▶ Short task
Convert the listing below into a Markdown table with two columns, Row and Listing line. Number each line in order and leave out blank lines.

▶ Information given
• • •

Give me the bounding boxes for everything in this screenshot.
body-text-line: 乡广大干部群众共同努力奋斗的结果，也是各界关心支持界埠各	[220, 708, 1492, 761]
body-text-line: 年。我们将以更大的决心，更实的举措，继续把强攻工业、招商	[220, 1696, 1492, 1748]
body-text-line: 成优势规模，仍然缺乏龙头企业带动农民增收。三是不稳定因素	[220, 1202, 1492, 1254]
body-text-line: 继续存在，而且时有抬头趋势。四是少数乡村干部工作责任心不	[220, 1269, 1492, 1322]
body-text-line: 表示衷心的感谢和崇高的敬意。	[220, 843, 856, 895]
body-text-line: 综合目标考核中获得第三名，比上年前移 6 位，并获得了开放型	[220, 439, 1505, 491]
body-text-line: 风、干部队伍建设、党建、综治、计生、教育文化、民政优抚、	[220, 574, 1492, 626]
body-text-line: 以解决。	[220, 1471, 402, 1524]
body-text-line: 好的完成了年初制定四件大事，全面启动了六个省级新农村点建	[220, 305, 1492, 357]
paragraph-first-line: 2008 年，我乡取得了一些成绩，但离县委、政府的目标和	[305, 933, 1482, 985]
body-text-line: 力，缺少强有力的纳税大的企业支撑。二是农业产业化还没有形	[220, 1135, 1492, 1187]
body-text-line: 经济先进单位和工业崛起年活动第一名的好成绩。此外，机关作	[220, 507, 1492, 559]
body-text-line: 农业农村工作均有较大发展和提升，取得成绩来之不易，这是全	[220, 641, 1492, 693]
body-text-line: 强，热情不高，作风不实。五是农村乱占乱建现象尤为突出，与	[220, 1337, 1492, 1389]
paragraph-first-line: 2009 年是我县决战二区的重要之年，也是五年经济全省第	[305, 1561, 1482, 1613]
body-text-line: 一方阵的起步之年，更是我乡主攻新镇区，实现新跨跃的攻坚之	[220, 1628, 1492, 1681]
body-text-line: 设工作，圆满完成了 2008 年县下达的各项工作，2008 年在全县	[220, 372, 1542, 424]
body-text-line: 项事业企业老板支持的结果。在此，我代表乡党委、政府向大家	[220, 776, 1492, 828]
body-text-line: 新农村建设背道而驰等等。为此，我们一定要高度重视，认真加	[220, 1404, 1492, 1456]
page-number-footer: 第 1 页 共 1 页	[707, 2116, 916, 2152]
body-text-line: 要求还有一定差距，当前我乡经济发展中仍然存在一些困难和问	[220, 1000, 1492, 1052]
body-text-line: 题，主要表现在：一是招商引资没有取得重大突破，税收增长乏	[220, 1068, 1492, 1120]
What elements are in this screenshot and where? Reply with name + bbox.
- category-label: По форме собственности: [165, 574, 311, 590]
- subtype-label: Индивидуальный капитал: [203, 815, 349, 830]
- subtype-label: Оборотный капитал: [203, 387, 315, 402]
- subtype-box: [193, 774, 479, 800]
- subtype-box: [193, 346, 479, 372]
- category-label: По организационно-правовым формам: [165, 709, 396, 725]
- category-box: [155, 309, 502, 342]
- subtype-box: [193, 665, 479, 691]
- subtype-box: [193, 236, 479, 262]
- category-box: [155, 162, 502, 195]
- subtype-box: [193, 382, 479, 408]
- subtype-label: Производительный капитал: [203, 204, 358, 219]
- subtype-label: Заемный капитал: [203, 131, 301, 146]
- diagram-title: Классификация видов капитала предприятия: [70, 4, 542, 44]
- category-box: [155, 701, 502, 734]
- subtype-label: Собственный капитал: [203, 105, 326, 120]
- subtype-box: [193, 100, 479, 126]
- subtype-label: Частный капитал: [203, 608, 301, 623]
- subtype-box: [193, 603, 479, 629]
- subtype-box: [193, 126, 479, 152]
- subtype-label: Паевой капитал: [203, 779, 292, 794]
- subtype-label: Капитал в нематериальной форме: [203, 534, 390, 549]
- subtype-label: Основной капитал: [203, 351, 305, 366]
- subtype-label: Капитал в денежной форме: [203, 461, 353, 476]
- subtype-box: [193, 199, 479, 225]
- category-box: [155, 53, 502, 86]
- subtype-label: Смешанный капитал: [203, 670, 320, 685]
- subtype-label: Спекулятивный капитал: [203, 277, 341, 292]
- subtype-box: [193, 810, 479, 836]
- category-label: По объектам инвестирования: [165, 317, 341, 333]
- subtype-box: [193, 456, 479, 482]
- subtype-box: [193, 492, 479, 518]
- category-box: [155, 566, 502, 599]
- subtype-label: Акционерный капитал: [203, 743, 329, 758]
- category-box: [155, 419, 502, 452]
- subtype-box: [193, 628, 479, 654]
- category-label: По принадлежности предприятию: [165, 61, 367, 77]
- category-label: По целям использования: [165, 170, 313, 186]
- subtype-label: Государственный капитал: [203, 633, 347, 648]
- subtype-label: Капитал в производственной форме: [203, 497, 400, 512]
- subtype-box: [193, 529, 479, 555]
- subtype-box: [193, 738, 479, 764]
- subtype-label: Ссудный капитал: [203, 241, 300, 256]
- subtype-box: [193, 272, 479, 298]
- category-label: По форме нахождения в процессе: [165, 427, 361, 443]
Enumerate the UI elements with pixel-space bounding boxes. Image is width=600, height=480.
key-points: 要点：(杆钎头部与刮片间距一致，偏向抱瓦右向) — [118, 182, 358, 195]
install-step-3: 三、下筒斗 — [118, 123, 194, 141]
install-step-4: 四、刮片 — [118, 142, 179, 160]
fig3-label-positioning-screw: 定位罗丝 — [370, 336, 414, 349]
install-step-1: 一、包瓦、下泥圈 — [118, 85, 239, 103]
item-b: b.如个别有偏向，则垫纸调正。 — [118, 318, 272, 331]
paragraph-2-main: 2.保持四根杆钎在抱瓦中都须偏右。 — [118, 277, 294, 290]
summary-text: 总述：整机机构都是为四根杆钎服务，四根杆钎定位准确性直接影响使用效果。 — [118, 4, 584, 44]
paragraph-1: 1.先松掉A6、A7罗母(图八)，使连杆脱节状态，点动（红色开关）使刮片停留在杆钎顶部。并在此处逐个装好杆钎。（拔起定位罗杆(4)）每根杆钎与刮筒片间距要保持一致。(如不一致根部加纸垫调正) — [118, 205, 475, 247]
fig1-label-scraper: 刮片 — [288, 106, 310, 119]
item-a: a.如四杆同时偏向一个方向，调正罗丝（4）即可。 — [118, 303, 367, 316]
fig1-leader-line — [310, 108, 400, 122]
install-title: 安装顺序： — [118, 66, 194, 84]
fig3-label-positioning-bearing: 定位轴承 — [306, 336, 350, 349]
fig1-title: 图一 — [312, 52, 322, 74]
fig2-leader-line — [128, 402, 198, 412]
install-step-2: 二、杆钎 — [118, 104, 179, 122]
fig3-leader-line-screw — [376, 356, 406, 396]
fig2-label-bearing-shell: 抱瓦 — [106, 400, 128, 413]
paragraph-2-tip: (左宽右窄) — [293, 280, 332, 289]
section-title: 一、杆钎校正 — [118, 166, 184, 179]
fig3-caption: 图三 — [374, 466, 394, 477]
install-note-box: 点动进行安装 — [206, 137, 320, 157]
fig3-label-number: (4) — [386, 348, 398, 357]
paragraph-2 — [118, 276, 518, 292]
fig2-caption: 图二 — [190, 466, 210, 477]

• • •

▶ Answer for this exercise
| Row | Listing line |
|---|---|
| 1 | Give me the bounding boxes for everything in this screenshot. |
| 2 | body-text-line: 乡广大干部群众共同努力奋斗的结果，也是各界关心支持界埠各	[220, 708, 1492, 761] |
| 3 | body-text-line: 年。我们将以更大的决心，更实的举措，继续把强攻工业、招商	[220, 1696, 1492, 1748] |
| 4 | body-text-line: 成优势规模，仍然缺乏龙头企业带动农民增收。三是不稳定因素	[220, 1202, 1492, 1254] |
| 5 | body-text-line: 继续存在，而且时有抬头趋势。四是少数乡村干部工作责任心不	[220, 1269, 1492, 1322] |
| 6 | body-text-line: 表示衷心的感谢和崇高的敬意。	[220, 843, 856, 895] |
| 7 | body-text-line: 综合目标考核中获得第三名，比上年前移 6 位，并获得了开放型	[220, 439, 1505, 491] |
| 8 | body-text-line: 风、干部队伍建设、党建、综治、计生、教育文化、民政优抚、	[220, 574, 1492, 626] |
| 9 | body-text-line: 以解决。	[220, 1471, 402, 1524] |
| 10 | body-text-line: 好的完成了年初制定四件大事，全面启动了六个省级新农村点建	[220, 305, 1492, 357] |
| 11 | paragraph-first-line: 2008 年，我乡取得了一些成绩，但离县委、政府的目标和	[305, 933, 1482, 985] |
| 12 | body-text-line: 力，缺少强有力的纳税大的企业支撑。二是农业产业化还没有形	[220, 1135, 1492, 1187] |
| 13 | body-text-line: 经济先进单位和工业崛起年活动第一名的好成绩。此外，机关作	[220, 507, 1492, 559] |
| 14 | body-text-line: 农业农村工作均有较大发展和提升，取得成绩来之不易，这是全	[220, 641, 1492, 693] |
| 15 | body-text-line: 强，热情不高，作风不实。五是农村乱占乱建现象尤为突出，与	[220, 1337, 1492, 1389] |
| 16 | paragraph-first-line: 2009 年是我县决战二区的重要之年，也是五年经济全省第	[305, 1561, 1482, 1613] |
| 17 | body-text-line: 一方阵的起步之年，更是我乡主攻新镇区，实现新跨跃的攻坚之	[220, 1628, 1492, 1681] |
| 18 | body-text-line: 设工作，圆满完成了 2008 年县下达的各项工作，2008 年在全县	[220, 372, 1542, 424] |
| 19 | body-text-line: 项事业企业老板支持的结果。在此，我代表乡党委、政府向大家	[220, 776, 1492, 828] |
| 20 | body-text-line: 新农村建设背道而驰等等。为此，我们一定要高度重视，认真加	[220, 1404, 1492, 1456] |
| 21 | page-number-footer: 第 1 页 共 1 页	[707, 2116, 916, 2152] |
| 22 | body-text-line: 要求还有一定差距，当前我乡经济发展中仍然存在一些困难和问	[220, 1000, 1492, 1052] |
| 23 | body-text-line: 题，主要表现在：一是招商引资没有取得重大突破，税收增长乏	[220, 1068, 1492, 1120] |
| 24 | What elements are in this screenshot and where? Reply with name + bbox. |
| 25 | - category-label: По форме собственности: [165, 574, 311, 590] |
| 26 | - subtype-label: Индивидуальный капитал: [203, 815, 349, 830] |
| 27 | - subtype-label: Оборотный капитал: [203, 387, 315, 402] |
| 28 | - subtype-box: [193, 774, 479, 800] |
| 29 | - subtype-box: [193, 346, 479, 372] |
| 30 | - category-label: По организационно-правовым формам: [165, 709, 396, 725] |
| 31 | - category-box: [155, 309, 502, 342] |
| 32 | - subtype-box: [193, 665, 479, 691] |
| 33 | - subtype-box: [193, 236, 479, 262] |
| 34 | - category-box: [155, 162, 502, 195] |
| 35 | - subtype-box: [193, 382, 479, 408] |
| 36 | - subtype-label: Производительный капитал: [203, 204, 358, 219] |
| 37 | - subtype-label: Заемный капитал: [203, 131, 301, 146] |
| 38 | - diagram-title: Классификация видов капитала предприятия: [70, 4, 542, 44] |
| 39 | - category-box: [155, 701, 502, 734] |
| 40 | - subtype-label: Собственный капитал: [203, 105, 326, 120] |
| 41 | - subtype-box: [193, 100, 479, 126] |
| 42 | - subtype-label: Частный капитал: [203, 608, 301, 623] |
| 43 | - subtype-box: [193, 603, 479, 629] |
| 44 | - subtype-box: [193, 126, 479, 152] |
| 45 | - subtype-label: Паевой капитал: [203, 779, 292, 794] |
| 46 | - subtype-label: Капитал в нематериальной форме: [203, 534, 390, 549] |
| 47 | - subtype-label: Основной капитал: [203, 351, 305, 366] |
| 48 | - subtype-label: Капитал в денежной форме: [203, 461, 353, 476] |
| 49 | - subtype-box: [193, 199, 479, 225] |
| 50 | - category-box: [155, 53, 502, 86] |
| 51 | - subtype-label: Смешанный капитал: [203, 670, 320, 685] |
| 52 | - subtype-label: Спекулятивный капитал: [203, 277, 341, 292] |
| 53 | - subtype-box: [193, 810, 479, 836] |
| 54 | - category-label: По объектам инвестирования: [165, 317, 341, 333] |
| 55 | - subtype-box: [193, 456, 479, 482] |
| 56 | - subtype-box: [193, 492, 479, 518] |
| 57 | - category-box: [155, 566, 502, 599] |
| 58 | - subtype-label: Акционерный капитал: [203, 743, 329, 758] |
| 59 | - category-box: [155, 419, 502, 452] |
| 60 | - subtype-box: [193, 628, 479, 654] |
| 61 | - category-label: По принадлежности предприятию: [165, 61, 367, 77] |
| 62 | - category-label: По целям использования: [165, 170, 313, 186] |
| 63 | - subtype-label: Государственный капитал: [203, 633, 347, 648] |
| 64 | - subtype-label: Капитал в производственной форме: [203, 497, 400, 512] |
| 65 | - subtype-box: [193, 529, 479, 555] |
| 66 | - subtype-box: [193, 738, 479, 764] |
| 67 | - subtype-label: Ссудный капитал: [203, 241, 300, 256] |
| 68 | - subtype-box: [193, 272, 479, 298] |
| 69 | - category-label: По форме нахождения в процессе: [165, 427, 361, 443] |
| 70 | Enumerate the UI elements with pixel-space bounding boxes. Image is width=600, height=480. |
| 71 | key-points: 要点：(杆钎头部与刮片间距一致，偏向抱瓦右向) — [118, 182, 358, 195] |
| 72 | install-step-3: 三、下筒斗 — [118, 123, 194, 141] |
| 73 | install-step-4: 四、刮片 — [118, 142, 179, 160] |
| 74 | fig3-label-positioning-screw: 定位罗丝 — [370, 336, 414, 349] |
| 75 | install-step-1: 一、包瓦、下泥圈 — [118, 85, 239, 103] |
| 76 | item-b: b.如个别有偏向，则垫纸调正。 — [118, 318, 272, 331] |
| 77 | paragraph-2-main: 2.保持四根杆钎在抱瓦中都须偏右。 — [118, 277, 294, 290] |
| 78 | summary-text: 总述：整机机构都是为四根杆钎服务，四根杆钎定位准确性直接影响使用效果。 — [118, 4, 584, 44] |
| 79 | paragraph-1: 1.先松掉A6、A7罗母(图八)，使连杆脱节状态，点动（红色开关）使刮片停留在杆钎顶部。并在此处逐个装好杆钎。（拔起定位罗杆(4)）每根杆钎与刮筒片间距要保持一致。(如不一致根部加纸垫调正) — [118, 205, 475, 247] |
| 80 | fig1-label-scraper: 刮片 — [288, 106, 310, 119] |
| 81 | item-a: a.如四杆同时偏向一个方向，调正罗丝（4）即可。 — [118, 303, 367, 316] |
| 82 | fig1-leader-line — [310, 108, 400, 122] |
| 83 | install-title: 安装顺序： — [118, 66, 194, 84] |
| 84 | fig3-label-positioning-bearing: 定位轴承 — [306, 336, 350, 349] |
| 85 | fig1-title: 图一 — [312, 52, 322, 74] |
| 86 | fig2-leader-line — [128, 402, 198, 412] |
| 87 | install-step-2: 二、杆钎 — [118, 104, 179, 122] |
| 88 | fig3-leader-line-screw — [376, 356, 406, 396] |
| 89 | fig2-label-bearing-shell: 抱瓦 — [106, 400, 128, 413] |
| 90 | paragraph-2-tip: (左宽右窄) — [293, 280, 332, 289] |
| 91 | section-title: 一、杆钎校正 — [118, 166, 184, 179] |
| 92 | fig3-caption: 图三 — [374, 466, 394, 477] |
| 93 | install-note-box: 点动进行安装 — [206, 137, 320, 157] |
| 94 | fig3-label-number: (4) — [386, 348, 398, 357] |
| 95 | paragraph-2 — [118, 276, 518, 292] |
| 96 | fig2-caption: 图二 — [190, 466, 210, 477] |